Data shown –
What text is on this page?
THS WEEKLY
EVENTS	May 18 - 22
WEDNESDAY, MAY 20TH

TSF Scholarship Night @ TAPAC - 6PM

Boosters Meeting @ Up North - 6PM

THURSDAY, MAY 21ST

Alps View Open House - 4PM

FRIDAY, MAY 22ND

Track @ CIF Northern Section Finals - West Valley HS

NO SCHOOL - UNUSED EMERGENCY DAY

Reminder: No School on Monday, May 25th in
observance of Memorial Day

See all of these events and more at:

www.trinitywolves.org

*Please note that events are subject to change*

Task requirements –
Retype all the material above precisely, with no line left out.

Worked solution –
What text is on this page?
THS WEEKLY
EVENTS	May 18 - 22
WEDNESDAY, MAY 20TH

TSF Scholarship Night @ TAPAC - 6PM

Boosters Meeting @ Up North - 6PM

THURSDAY, MAY 21ST

Alps View Open House - 4PM

FRIDAY, MAY 22ND

Track @ CIF Northern Section Finals - West Valley HS

NO SCHOOL - UNUSED EMERGENCY DAY

Reminder: No School on Monday, May 25th in
observance of Memorial Day

See all of these events and more at:

www.trinitywolves.org

*Please note that events are subject to change*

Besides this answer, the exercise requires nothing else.